* [Task objective]: Starting at the first line of the data and ending at the line containing "signal-badge bbox=[334, 45, 497, 78]", substitute "price-curve" for "price-line" wherever it occurs and give those lines again with nothing else changed.
----
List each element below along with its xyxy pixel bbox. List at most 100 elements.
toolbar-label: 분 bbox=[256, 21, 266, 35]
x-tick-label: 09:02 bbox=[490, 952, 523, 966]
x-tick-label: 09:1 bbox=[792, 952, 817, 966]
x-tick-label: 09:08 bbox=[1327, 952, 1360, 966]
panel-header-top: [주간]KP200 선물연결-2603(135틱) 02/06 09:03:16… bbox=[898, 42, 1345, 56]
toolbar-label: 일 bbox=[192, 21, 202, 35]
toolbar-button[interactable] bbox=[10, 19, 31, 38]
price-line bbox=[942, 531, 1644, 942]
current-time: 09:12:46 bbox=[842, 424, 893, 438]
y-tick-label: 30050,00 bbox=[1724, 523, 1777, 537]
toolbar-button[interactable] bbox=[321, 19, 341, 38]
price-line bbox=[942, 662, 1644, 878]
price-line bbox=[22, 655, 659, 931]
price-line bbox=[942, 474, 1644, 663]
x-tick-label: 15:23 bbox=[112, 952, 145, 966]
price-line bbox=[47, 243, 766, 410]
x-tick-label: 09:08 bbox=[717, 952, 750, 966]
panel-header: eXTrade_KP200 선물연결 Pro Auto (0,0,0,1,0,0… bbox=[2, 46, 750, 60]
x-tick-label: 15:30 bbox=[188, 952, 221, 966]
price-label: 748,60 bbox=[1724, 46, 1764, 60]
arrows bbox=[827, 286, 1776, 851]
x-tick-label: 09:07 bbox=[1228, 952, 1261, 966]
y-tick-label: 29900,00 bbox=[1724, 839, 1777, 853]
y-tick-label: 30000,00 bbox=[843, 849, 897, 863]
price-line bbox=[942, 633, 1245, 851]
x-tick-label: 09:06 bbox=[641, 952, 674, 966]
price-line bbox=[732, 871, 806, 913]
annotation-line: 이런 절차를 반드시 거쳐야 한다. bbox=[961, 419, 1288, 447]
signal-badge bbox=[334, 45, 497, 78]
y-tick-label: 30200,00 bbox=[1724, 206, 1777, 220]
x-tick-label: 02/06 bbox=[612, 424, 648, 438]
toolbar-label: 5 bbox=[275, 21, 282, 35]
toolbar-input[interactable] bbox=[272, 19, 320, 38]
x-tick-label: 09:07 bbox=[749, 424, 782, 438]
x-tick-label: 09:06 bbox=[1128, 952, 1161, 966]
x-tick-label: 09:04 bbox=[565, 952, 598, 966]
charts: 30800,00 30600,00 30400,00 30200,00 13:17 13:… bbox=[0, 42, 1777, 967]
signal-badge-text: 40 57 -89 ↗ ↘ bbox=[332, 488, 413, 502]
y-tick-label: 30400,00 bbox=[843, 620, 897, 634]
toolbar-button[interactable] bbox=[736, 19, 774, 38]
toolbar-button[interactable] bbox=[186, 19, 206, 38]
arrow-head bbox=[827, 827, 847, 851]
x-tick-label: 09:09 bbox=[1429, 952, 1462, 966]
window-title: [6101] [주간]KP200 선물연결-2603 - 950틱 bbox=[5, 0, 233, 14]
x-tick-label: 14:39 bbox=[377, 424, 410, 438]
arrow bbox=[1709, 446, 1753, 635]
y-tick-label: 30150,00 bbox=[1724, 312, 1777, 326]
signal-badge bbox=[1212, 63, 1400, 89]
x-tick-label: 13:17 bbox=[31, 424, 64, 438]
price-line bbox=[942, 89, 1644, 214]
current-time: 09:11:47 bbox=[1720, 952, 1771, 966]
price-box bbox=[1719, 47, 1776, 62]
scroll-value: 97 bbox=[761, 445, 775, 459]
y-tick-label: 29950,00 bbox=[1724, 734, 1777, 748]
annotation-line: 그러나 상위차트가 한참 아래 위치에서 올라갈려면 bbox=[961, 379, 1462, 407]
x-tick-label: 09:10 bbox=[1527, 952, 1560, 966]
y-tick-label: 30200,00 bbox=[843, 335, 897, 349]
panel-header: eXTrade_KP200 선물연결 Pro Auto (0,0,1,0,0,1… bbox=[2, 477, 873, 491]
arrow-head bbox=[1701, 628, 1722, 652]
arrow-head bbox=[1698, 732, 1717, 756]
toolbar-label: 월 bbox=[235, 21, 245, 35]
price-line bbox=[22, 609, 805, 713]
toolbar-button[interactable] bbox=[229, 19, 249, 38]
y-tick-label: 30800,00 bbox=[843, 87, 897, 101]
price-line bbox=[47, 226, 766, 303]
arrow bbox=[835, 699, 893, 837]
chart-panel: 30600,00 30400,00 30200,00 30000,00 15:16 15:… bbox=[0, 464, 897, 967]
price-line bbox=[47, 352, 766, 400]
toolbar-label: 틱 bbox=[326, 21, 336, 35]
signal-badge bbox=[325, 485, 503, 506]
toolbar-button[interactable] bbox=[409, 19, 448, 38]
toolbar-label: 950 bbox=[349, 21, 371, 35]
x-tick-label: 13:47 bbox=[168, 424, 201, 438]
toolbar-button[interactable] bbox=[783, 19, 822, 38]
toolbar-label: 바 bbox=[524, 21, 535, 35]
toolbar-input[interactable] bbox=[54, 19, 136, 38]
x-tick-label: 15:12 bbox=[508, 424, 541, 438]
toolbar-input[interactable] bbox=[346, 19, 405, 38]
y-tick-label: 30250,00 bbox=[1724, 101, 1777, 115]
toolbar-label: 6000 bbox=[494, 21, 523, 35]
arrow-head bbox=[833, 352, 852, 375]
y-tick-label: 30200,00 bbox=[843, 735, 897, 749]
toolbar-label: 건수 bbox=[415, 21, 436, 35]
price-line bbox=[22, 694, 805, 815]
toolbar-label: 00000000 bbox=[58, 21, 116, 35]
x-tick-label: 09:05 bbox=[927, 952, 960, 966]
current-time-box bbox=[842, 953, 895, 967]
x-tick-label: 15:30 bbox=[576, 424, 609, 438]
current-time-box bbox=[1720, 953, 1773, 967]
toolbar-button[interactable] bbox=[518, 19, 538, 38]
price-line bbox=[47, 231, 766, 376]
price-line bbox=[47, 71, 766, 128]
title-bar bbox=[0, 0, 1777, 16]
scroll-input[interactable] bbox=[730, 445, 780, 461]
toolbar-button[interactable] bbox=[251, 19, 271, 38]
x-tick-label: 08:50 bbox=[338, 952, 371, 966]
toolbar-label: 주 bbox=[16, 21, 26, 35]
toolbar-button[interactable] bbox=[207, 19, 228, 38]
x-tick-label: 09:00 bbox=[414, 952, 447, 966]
----
* [Complete response]:
List each element below along with its xyxy pixel bbox. List at most 100 elements.
toolbar-label: 분 bbox=[256, 21, 266, 35]
x-tick-label: 09:02 bbox=[490, 952, 523, 966]
x-tick-label: 09:1 bbox=[792, 952, 817, 966]
x-tick-label: 09:08 bbox=[1327, 952, 1360, 966]
panel-header-top: [주간]KP200 선물연결-2603(135틱) 02/06 09:03:16… bbox=[898, 42, 1345, 56]
toolbar-label: 일 bbox=[192, 21, 202, 35]
toolbar-button[interactable] bbox=[10, 19, 31, 38]
price-curve bbox=[942, 531, 1644, 942]
current-time: 09:12:46 bbox=[842, 424, 893, 438]
y-tick-label: 30050,00 bbox=[1724, 523, 1777, 537]
toolbar-button[interactable] bbox=[321, 19, 341, 38]
price-curve bbox=[942, 662, 1644, 878]
price-curve bbox=[22, 655, 659, 931]
price-curve bbox=[942, 474, 1644, 663]
x-tick-label: 15:23 bbox=[112, 952, 145, 966]
price-curve bbox=[47, 243, 766, 410]
x-tick-label: 09:08 bbox=[717, 952, 750, 966]
panel-header: eXTrade_KP200 선물연결 Pro Auto (0,0,0,1,0,0… bbox=[2, 46, 750, 60]
x-tick-label: 15:30 bbox=[188, 952, 221, 966]
price-label: 748,60 bbox=[1724, 46, 1764, 60]
arrows bbox=[827, 286, 1776, 851]
x-tick-label: 09:07 bbox=[1228, 952, 1261, 966]
y-tick-label: 29900,00 bbox=[1724, 839, 1777, 853]
y-tick-label: 30000,00 bbox=[843, 849, 897, 863]
price-curve bbox=[942, 633, 1245, 851]
x-tick-label: 09:06 bbox=[641, 952, 674, 966]
price-curve bbox=[732, 871, 806, 913]
annotation-line: 이런 절차를 반드시 거쳐야 한다. bbox=[961, 419, 1288, 447]
signal-badge bbox=[334, 45, 497, 78]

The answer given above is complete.